Search the records below for the word "right". Pull out each line that has it.
___ Data shown ___
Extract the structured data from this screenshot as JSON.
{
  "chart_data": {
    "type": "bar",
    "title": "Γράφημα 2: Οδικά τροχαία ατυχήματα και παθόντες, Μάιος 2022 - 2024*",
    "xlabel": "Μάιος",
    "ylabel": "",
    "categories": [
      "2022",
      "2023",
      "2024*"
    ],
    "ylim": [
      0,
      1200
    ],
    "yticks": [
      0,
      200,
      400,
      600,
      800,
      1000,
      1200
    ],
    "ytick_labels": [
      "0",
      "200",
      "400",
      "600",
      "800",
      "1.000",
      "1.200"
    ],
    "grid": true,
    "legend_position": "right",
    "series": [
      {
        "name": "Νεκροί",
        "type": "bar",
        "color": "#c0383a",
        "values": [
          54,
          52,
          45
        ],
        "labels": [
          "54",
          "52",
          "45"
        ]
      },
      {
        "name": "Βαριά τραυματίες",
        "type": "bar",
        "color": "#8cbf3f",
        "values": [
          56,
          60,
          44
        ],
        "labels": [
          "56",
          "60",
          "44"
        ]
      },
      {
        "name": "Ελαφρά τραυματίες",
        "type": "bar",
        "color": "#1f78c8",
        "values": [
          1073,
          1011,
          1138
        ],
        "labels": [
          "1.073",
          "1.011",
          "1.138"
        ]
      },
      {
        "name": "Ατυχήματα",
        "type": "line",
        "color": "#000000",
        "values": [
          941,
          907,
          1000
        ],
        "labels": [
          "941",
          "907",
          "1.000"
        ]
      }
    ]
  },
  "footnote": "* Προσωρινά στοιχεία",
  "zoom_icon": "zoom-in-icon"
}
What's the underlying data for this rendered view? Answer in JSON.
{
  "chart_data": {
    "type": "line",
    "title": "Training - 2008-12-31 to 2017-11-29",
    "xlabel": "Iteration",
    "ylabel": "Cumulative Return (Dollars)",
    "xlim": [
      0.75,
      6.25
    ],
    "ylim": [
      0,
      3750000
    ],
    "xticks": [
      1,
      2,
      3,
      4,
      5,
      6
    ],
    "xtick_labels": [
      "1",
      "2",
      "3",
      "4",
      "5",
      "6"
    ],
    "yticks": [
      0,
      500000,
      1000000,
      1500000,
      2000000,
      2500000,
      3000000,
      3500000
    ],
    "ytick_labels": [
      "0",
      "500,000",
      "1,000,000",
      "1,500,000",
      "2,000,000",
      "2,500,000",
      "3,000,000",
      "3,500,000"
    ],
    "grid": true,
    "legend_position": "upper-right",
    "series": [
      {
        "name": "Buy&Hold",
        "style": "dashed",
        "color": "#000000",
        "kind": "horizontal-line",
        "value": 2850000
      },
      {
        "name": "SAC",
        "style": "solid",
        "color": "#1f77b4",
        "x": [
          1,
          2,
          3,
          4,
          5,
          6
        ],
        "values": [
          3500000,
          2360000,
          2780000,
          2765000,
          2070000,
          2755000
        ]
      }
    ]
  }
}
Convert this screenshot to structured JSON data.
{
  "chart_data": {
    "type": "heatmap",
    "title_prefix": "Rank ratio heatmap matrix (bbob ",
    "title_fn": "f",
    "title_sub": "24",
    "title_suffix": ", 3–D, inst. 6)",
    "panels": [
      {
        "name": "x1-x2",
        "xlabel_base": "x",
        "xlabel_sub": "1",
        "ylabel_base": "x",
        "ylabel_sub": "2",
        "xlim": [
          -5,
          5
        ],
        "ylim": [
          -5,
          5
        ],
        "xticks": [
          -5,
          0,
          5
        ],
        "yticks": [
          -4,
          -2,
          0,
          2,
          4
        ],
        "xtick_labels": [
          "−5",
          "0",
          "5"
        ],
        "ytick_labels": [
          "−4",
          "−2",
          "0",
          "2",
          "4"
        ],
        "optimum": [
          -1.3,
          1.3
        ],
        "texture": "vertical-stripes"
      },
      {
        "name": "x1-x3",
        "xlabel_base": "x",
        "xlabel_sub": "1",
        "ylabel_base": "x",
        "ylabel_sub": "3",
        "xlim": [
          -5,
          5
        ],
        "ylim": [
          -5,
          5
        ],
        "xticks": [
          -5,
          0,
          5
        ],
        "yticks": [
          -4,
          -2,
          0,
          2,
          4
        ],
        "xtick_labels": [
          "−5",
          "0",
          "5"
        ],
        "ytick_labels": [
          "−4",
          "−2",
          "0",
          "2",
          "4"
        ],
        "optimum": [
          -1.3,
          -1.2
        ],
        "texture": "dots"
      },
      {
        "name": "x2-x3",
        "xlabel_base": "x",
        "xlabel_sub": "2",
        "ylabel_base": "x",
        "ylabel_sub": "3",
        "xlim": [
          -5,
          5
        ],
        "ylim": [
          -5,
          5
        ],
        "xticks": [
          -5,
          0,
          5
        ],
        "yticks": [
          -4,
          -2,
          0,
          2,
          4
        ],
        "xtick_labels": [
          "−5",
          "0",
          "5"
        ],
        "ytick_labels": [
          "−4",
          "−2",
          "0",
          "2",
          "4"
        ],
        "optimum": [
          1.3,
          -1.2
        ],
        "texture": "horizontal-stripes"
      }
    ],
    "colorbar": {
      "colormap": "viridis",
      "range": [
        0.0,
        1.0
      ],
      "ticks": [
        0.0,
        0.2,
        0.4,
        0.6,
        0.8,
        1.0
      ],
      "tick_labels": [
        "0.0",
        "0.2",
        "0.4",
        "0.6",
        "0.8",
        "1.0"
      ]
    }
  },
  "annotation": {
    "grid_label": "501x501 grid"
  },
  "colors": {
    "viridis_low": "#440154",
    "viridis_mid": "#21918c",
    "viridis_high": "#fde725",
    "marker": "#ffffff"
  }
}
___
Answer for the task.
    "legend_position": "right",
    "legend_position": "upper-right",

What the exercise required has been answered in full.